Stated goal -> Report each line of the data that includes the word "grande".

Collected data
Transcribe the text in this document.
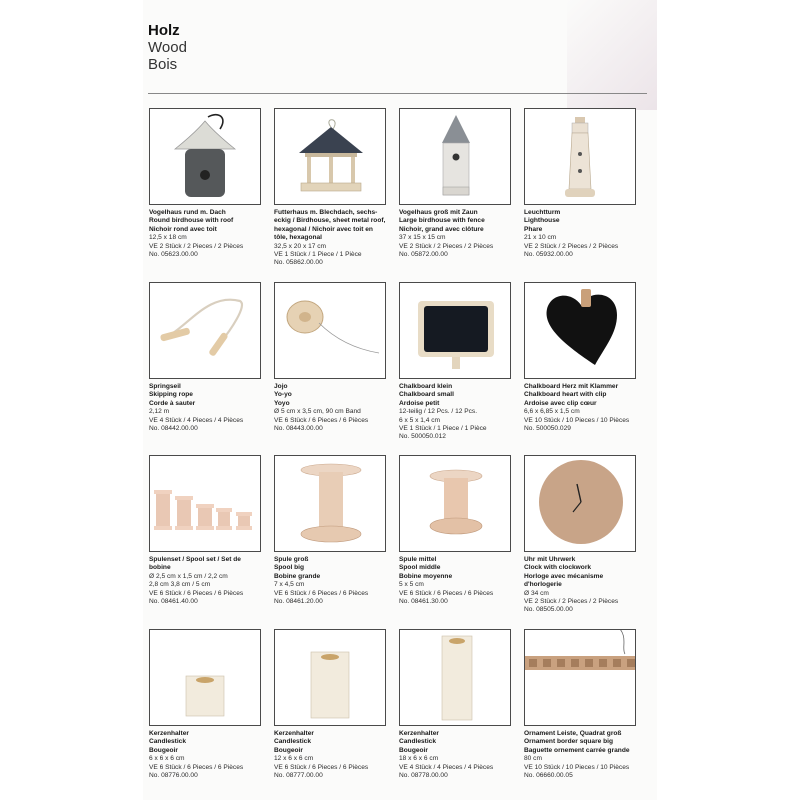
Holz
Wood
Bois
Vogelhaus rund m. Dach
Round birdhouse with roof
Nichoir rond avec toit
12,5 x 18 cm
VE 2 Stück / 2 Pieces / 2 Pièces
No. 05623.00.00
Futterhaus m. Blechdach, sechs-eckig / Birdhouse, sheet metal roof, hexagonal / Nichoir avec toit en tôle, hexagonal
32,5 x 20 x 17 cm
VE 1 Stück / 1 Piece / 1 Pièce
No. 05862.00.00
Vogelhaus groß mit Zaun
Large birdhouse with fence
Nichoir, grand avec clôture
37 x 15 x 15 cm
VE 2 Stück / 2 Pieces / 2 Pièces
No. 05872.00.00
Leuchtturm
Lighthouse
Phare
21 x 10 cm
VE 2 Stück / 2 Pieces / 2 Pièces
No. 05932.00.00
Springseil
Skipping rope
Corde à sauter
2,12 m
VE 4 Stück / 4 Pieces / 4 Pièces
No. 08442.00.00
Jojo
Yo-yo
Yoyo
Ø 5 cm x 3,5 cm, 90 cm Band
VE 6 Stück / 6 Pieces / 6 Pièces
No. 08443.00.00
Chalkboard klein
Chalkboard small
Ardoise petit
12-teilig / 12 Pcs. / 12 Pcs.
6 x 5 x 1,4 cm
VE 1 Stück / 1 Piece / 1 Pièce
No. 500050.012
Chalkboard Herz mit Klammer
Chalkboard heart with clip
Ardoise avec clip cœur
6,6 x 6,85 x 1,5 cm
VE 10 Stück / 10 Pieces / 10 Pièces
No. 500050.029
Spulenset / Spool set / Set de bobine
Ø 2,5 cm x 1,5 cm / 2,2 cm
2,8 cm 3,8 cm / 5 cm
VE 6 Stück / 6 Pieces / 6 Pièces
No. 08461.40.00
Spule groß
Spool big
Bobine grande
7 x 4,5 cm
VE 6 Stück / 6 Pieces / 6 Pièces
No. 08461.20.00
Spule mittel
Spool middle
Bobine moyenne
5 x 5 cm
VE 6 Stück / 6 Pieces / 6 Pièces
No. 08461.30.00
Uhr mit Uhrwerk
Clock with clockwork
Horloge avec mécanisme d'horlogerie
Ø 34 cm
VE 2 Stück / 2 Pieces / 2 Pièces
No. 08505.00.00
Kerzenhalter
Candlestick
Bougeoir
6 x 6 x 6 cm
VE 6 Stück / 6 Pieces / 6 Pièces
No. 08776.00.00
Kerzenhalter
Candlestick
Bougeoir
12 x 6 x 6 cm
VE 6 Stück / 6 Pieces / 6 Pièces
No. 08777.00.00
Kerzenhalter
Candlestick
Bougeoir
18 x 6 x 6 cm
VE 4 Stück / 4 Pieces / 4 Pièces
No. 08778.00.00
Ornament Leiste, Quadrat groß
Ornament border square big
Baguette ornement carrée grande
80 cm
VE 10 Stück / 10 Pieces / 10 Pièces
No. 06660.00.05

Solution to the exercise ->
Bobine grande
Baguette ornement carrée grande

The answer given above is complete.